Your objective ::
Will you write out the data exactly, excluding every picture?

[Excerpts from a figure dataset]
************

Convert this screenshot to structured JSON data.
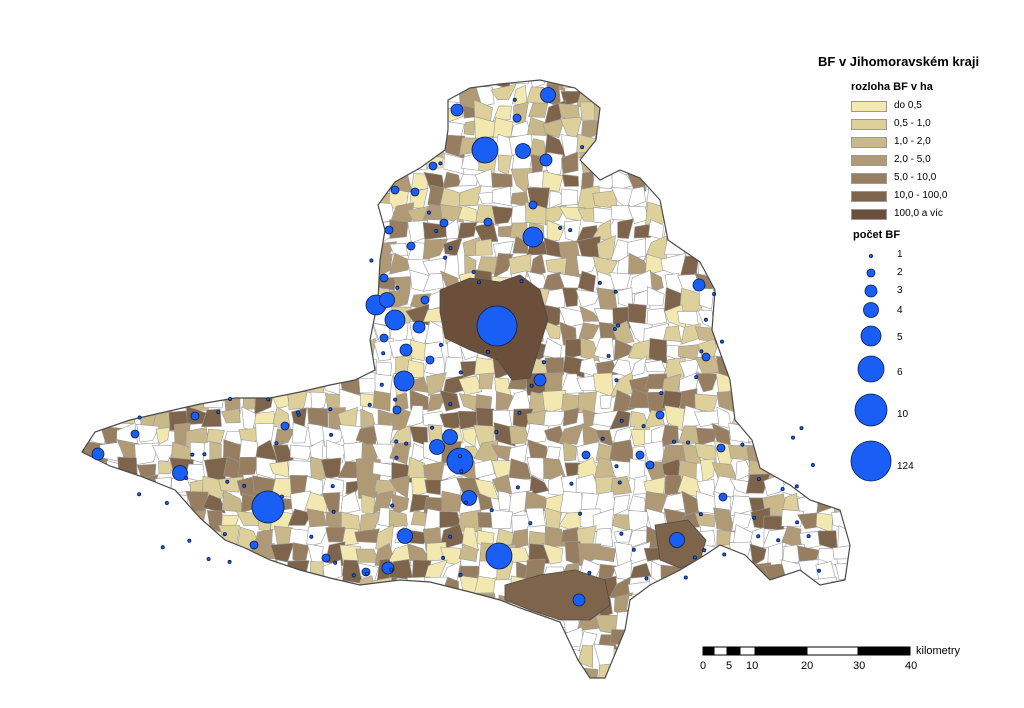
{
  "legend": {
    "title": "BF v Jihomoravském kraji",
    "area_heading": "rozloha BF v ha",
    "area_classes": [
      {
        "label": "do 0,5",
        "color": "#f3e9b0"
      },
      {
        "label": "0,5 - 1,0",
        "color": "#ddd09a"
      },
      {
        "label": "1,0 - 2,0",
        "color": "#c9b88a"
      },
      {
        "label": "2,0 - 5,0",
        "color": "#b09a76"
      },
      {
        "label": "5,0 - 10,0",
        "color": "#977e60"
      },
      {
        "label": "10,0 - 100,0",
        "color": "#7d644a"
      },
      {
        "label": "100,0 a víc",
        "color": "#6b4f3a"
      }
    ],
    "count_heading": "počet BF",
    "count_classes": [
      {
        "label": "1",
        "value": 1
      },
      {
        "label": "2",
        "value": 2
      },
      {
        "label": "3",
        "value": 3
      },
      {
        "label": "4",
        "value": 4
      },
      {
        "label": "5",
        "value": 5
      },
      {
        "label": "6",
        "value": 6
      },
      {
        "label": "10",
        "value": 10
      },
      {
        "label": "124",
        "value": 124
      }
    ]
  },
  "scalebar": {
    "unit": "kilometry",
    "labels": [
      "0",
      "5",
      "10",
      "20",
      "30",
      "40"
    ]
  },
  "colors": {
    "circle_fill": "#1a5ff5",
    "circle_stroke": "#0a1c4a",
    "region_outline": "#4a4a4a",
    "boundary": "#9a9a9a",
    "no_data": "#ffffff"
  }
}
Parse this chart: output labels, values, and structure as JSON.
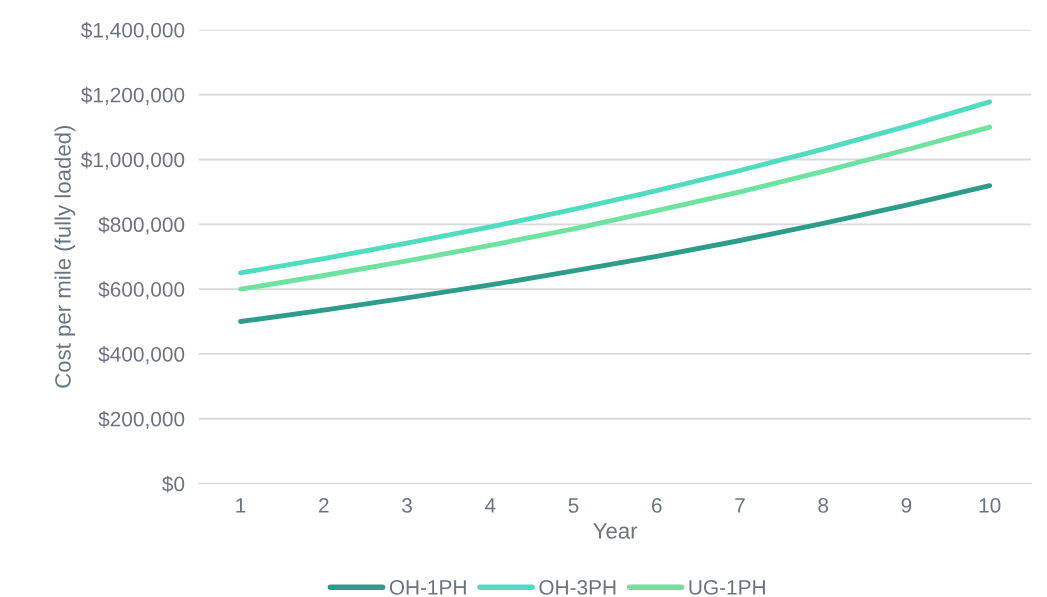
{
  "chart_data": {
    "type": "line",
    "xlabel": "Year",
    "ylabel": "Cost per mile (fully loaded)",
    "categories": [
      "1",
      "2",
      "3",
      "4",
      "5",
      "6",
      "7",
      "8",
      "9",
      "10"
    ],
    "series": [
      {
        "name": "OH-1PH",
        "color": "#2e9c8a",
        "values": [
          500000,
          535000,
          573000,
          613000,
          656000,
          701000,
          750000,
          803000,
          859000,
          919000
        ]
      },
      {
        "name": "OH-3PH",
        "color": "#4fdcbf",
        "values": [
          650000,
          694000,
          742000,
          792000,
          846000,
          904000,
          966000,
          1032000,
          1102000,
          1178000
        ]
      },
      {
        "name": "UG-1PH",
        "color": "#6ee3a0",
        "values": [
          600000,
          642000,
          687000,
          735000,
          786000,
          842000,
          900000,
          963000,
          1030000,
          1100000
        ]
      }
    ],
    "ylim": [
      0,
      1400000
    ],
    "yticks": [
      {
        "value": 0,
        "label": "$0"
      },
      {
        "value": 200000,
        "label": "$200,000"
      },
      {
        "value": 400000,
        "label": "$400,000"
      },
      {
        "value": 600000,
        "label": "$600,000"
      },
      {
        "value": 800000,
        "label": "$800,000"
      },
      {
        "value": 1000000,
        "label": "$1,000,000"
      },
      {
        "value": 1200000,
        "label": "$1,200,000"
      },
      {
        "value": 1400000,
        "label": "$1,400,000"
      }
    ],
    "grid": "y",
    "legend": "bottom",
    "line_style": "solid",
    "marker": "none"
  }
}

************

Finished task ::
Convert this screenshot to structured JSON data.
{
  "legend": {
    "title": "BF v Jihomoravském kraji",
    "area_heading": "rozloha BF v ha",
    "area_classes": [
      {
        "label": "do 0,5",
        "color": "#f3e9b0"
      },
      {
        "label": "0,5 - 1,0",
        "color": "#ddd09a"
      },
      {
        "label": "1,0 - 2,0",
        "color": "#c9b88a"
      },
      {
        "label": "2,0 - 5,0",
        "color": "#b09a76"
      },
      {
        "label": "5,0 - 10,0",
        "color": "#977e60"
      },
      {
        "label": "10,0 - 100,0",
        "color": "#7d644a"
      },
      {
        "label": "100,0 a víc",
        "color": "#6b4f3a"
      }
    ],
    "count_heading": "počet BF",
    "count_classes": [
      {
        "label": "1",
        "value": 1
      },
      {
        "label": "2",
        "value": 2
      },
      {
        "label": "3",
        "value": 3
      },
      {
        "label": "4",
        "value": 4
      },
      {
        "label": "5",
        "value": 5
      },
      {
        "label": "6",
        "value": 6
      },
      {
        "label": "10",
        "value": 10
      },
      {
        "label": "124",
        "value": 124
      }
    ]
  },
  "scalebar": {
    "unit": "kilometry",
    "labels": [
      "0",
      "5",
      "10",
      "20",
      "30",
      "40"
    ]
  },
  "colors": {
    "circle_fill": "#1a5ff5",
    "circle_stroke": "#0a1c4a",
    "region_outline": "#4a4a4a",
    "boundary": "#9a9a9a",
    "no_data": "#ffffff"
  }
}
Parse this chart: output labels, values, and structure as JSON.
{
  "chart_data": {
    "type": "line",
    "xlabel": "Year",
    "ylabel": "Cost per mile (fully loaded)",
    "categories": [
      "1",
      "2",
      "3",
      "4",
      "5",
      "6",
      "7",
      "8",
      "9",
      "10"
    ],
    "series": [
      {
        "name": "OH-1PH",
        "color": "#2e9c8a",
        "values": [
          500000,
          535000,
          573000,
          613000,
          656000,
          701000,
          750000,
          803000,
          859000,
          919000
        ]
      },
      {
        "name": "OH-3PH",
        "color": "#4fdcbf",
        "values": [
          650000,
          694000,
          742000,
          792000,
          846000,
          904000,
          966000,
          1032000,
          1102000,
          1178000
        ]
      },
      {
        "name": "UG-1PH",
        "color": "#6ee3a0",
        "values": [
          600000,
          642000,
          687000,
          735000,
          786000,
          842000,
          900000,
          963000,
          1030000,
          1100000
        ]
      }
    ],
    "ylim": [
      0,
      1400000
    ],
    "yticks": [
      {
        "value": 0,
        "label": "$0"
      },
      {
        "value": 200000,
        "label": "$200,000"
      },
      {
        "value": 400000,
        "label": "$400,000"
      },
      {
        "value": 600000,
        "label": "$600,000"
      },
      {
        "value": 800000,
        "label": "$800,000"
      },
      {
        "value": 1000000,
        "label": "$1,000,000"
      },
      {
        "value": 1200000,
        "label": "$1,200,000"
      },
      {
        "value": 1400000,
        "label": "$1,400,000"
      }
    ],
    "grid": "y",
    "legend": "bottom",
    "line_style": "solid",
    "marker": "none"
  }
}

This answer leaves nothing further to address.